**** Supplied data ****

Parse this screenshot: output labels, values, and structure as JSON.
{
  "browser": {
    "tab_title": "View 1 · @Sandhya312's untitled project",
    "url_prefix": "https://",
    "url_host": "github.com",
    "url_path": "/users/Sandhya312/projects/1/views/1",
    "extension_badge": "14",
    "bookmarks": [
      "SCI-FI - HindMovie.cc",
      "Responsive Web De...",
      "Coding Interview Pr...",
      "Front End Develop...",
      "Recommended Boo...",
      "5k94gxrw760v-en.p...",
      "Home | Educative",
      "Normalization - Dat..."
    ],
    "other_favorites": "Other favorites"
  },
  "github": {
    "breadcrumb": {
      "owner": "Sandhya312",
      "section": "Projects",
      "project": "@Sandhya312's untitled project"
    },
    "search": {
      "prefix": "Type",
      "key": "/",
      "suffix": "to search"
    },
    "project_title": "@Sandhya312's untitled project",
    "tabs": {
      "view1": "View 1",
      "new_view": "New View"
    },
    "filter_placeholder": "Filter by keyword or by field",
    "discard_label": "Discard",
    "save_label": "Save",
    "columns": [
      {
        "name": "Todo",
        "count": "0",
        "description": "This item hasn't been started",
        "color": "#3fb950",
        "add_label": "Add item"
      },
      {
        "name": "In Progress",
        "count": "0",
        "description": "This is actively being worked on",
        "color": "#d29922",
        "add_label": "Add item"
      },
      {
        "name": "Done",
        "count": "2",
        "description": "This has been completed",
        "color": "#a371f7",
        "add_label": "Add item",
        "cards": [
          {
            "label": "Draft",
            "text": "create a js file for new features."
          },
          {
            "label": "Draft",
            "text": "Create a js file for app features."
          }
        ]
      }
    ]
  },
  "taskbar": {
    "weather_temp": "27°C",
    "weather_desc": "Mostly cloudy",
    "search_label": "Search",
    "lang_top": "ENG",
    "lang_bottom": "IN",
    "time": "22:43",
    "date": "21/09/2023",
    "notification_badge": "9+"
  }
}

****

• [Work instructions]:
Reproduce the records above exactly.

• [Full response]:
Parse this screenshot: output labels, values, and structure as JSON.
{
  "browser": {
    "tab_title": "View 1 · @Sandhya312's untitled project",
    "url_prefix": "https://",
    "url_host": "github.com",
    "url_path": "/users/Sandhya312/projects/1/views/1",
    "extension_badge": "14",
    "bookmarks": [
      "SCI-FI - HindMovie.cc",
      "Responsive Web De...",
      "Coding Interview Pr...",
      "Front End Develop...",
      "Recommended Boo...",
      "5k94gxrw760v-en.p...",
      "Home | Educative",
      "Normalization - Dat..."
    ],
    "other_favorites": "Other favorites"
  },
  "github": {
    "breadcrumb": {
      "owner": "Sandhya312",
      "section": "Projects",
      "project": "@Sandhya312's untitled project"
    },
    "search": {
      "prefix": "Type",
      "key": "/",
      "suffix": "to search"
    },
    "project_title": "@Sandhya312's untitled project",
    "tabs": {
      "view1": "View 1",
      "new_view": "New View"
    },
    "filter_placeholder": "Filter by keyword or by field",
    "discard_label": "Discard",
    "save_label": "Save",
    "columns": [
      {
        "name": "Todo",
        "count": "0",
        "description": "This item hasn't been started",
        "color": "#3fb950",
        "add_label": "Add item"
      },
      {
        "name": "In Progress",
        "count": "0",
        "description": "This is actively being worked on",
        "color": "#d29922",
        "add_label": "Add item"
      },
      {
        "name": "Done",
        "count": "2",
        "description": "This has been completed",
        "color": "#a371f7",
        "add_label": "Add item",
        "cards": [
          {
            "label": "Draft",
            "text": "create a js file for new features."
          },
          {
            "label": "Draft",
            "text": "Create a js file for app features."
          }
        ]
      }
    ]
  },
  "taskbar": {
    "weather_temp": "27°C",
    "weather_desc": "Mostly cloudy",
    "search_label": "Search",
    "lang_top": "ENG",
    "lang_bottom": "IN",
    "time": "22:43",
    "date": "21/09/2023",
    "notification_badge": "9+"
  }
}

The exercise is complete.